→ **DATA FOR THIS EXERCISE**
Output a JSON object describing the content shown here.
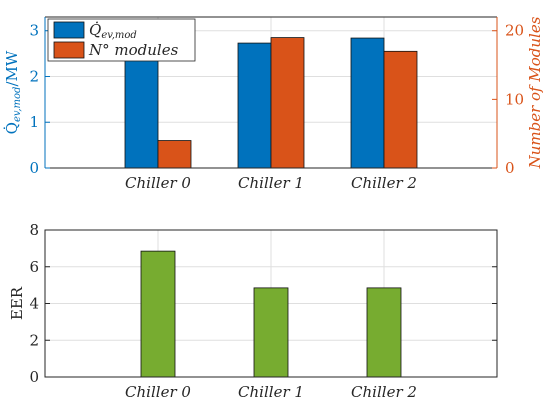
{
  "chart_data": [
    {
      "type": "bar",
      "categories": [
        "Chiller 0",
        "Chiller 1",
        "Chiller 2"
      ],
      "series": [
        {
          "name": "Q̇ev,mod",
          "axis": "left",
          "color": "#0072BD",
          "values": [
            2.37,
            2.73,
            2.84
          ]
        },
        {
          "name": "N° modules",
          "axis": "right",
          "color": "#D95319",
          "values": [
            4,
            19,
            17
          ]
        }
      ],
      "ylabel_left": "Q̇ev,mod/MW",
      "ylabel_right": "Number of Modules",
      "ylim_left": [
        0,
        3.3
      ],
      "yticks_left": [
        0,
        1,
        2,
        3
      ],
      "ylim_right": [
        0,
        22
      ],
      "yticks_right": [
        0,
        10,
        20
      ],
      "legend_position": "top-left",
      "grid": true
    },
    {
      "type": "bar",
      "categories": [
        "Chiller 0",
        "Chiller 1",
        "Chiller 2"
      ],
      "series": [
        {
          "color": "#77AC30",
          "values": [
            6.85,
            4.85,
            4.85
          ]
        }
      ],
      "ylabel": "EER",
      "ylim": [
        0,
        8
      ],
      "yticks": [
        0,
        2,
        4,
        6,
        8
      ],
      "grid": true
    }
  ],
  "colors": {
    "left_axis": "#0072BD",
    "right_axis": "#D95319",
    "axis": "#262626",
    "grid": "#dfdfdf"
  }
}
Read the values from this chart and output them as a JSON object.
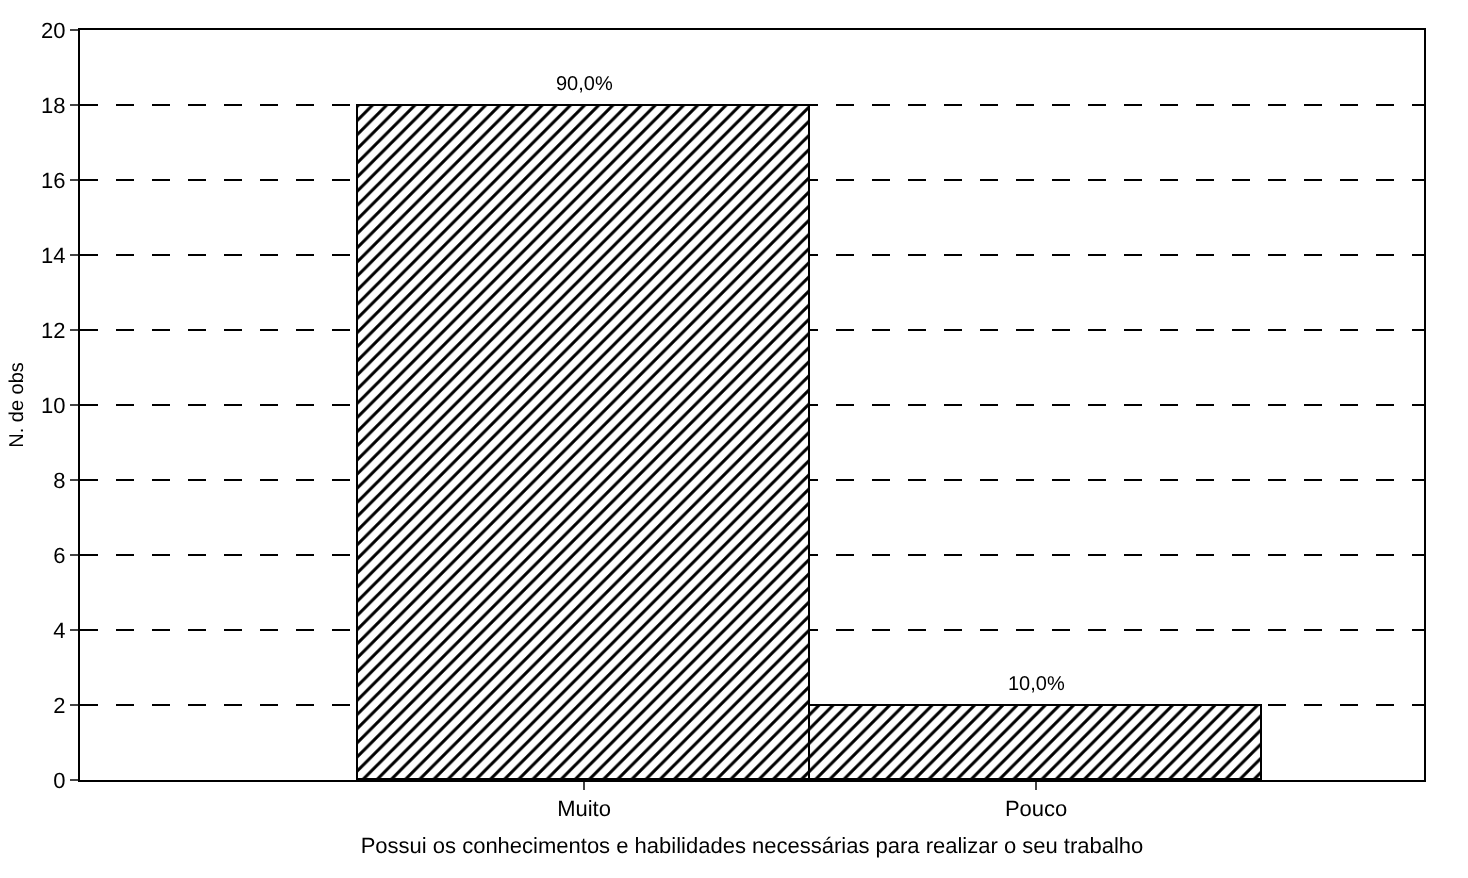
{
  "chart_data": {
    "type": "bar",
    "xlabel": "Possui os conhecimentos e habilidades necessárias para realizar o seu trabalho",
    "ylabel": "N. de obs",
    "categories": [
      "Muito",
      "Pouco"
    ],
    "values": [
      18,
      2
    ],
    "color": "#000000",
    "annotations": [
      {
        "text": "90,0%",
        "x": "Muito",
        "y": 18
      },
      {
        "text": "10,0%",
        "x": "Pouco",
        "y": 2
      }
    ],
    "ylim": [
      0,
      20
    ],
    "yticks": [
      0,
      2,
      4,
      6,
      8,
      10,
      12,
      14,
      16,
      18,
      20
    ],
    "grid": "y",
    "legend": false
  }
}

→ **TASK INSTRUCTIONS**
Copy out all the entries exactly. Images stay out of the copy.

→ **SOLVED EXERCISE**
Output a JSON object describing the content shown here.
{
  "chart_data": [
    {
      "type": "bar",
      "categories": [
        "Chiller 0",
        "Chiller 1",
        "Chiller 2"
      ],
      "series": [
        {
          "name": "Q̇ev,mod",
          "axis": "left",
          "color": "#0072BD",
          "values": [
            2.37,
            2.73,
            2.84
          ]
        },
        {
          "name": "N° modules",
          "axis": "right",
          "color": "#D95319",
          "values": [
            4,
            19,
            17
          ]
        }
      ],
      "ylabel_left": "Q̇ev,mod/MW",
      "ylabel_right": "Number of Modules",
      "ylim_left": [
        0,
        3.3
      ],
      "yticks_left": [
        0,
        1,
        2,
        3
      ],
      "ylim_right": [
        0,
        22
      ],
      "yticks_right": [
        0,
        10,
        20
      ],
      "legend_position": "top-left",
      "grid": true
    },
    {
      "type": "bar",
      "categories": [
        "Chiller 0",
        "Chiller 1",
        "Chiller 2"
      ],
      "series": [
        {
          "color": "#77AC30",
          "values": [
            6.85,
            4.85,
            4.85
          ]
        }
      ],
      "ylabel": "EER",
      "ylim": [
        0,
        8
      ],
      "yticks": [
        0,
        2,
        4,
        6,
        8
      ],
      "grid": true
    }
  ],
  "colors": {
    "left_axis": "#0072BD",
    "right_axis": "#D95319",
    "axis": "#262626",
    "grid": "#dfdfdf"
  }
}
Read the values from this chart and output them as a JSON object.
{
  "chart_data": {
    "type": "bar",
    "xlabel": "Possui os conhecimentos e habilidades necessárias para realizar o seu trabalho",
    "ylabel": "N. de obs",
    "categories": [
      "Muito",
      "Pouco"
    ],
    "values": [
      18,
      2
    ],
    "color": "#000000",
    "annotations": [
      {
        "text": "90,0%",
        "x": "Muito",
        "y": 18
      },
      {
        "text": "10,0%",
        "x": "Pouco",
        "y": 2
      }
    ],
    "ylim": [
      0,
      20
    ],
    "yticks": [
      0,
      2,
      4,
      6,
      8,
      10,
      12,
      14,
      16,
      18,
      20
    ],
    "grid": "y",
    "legend": false
  }
}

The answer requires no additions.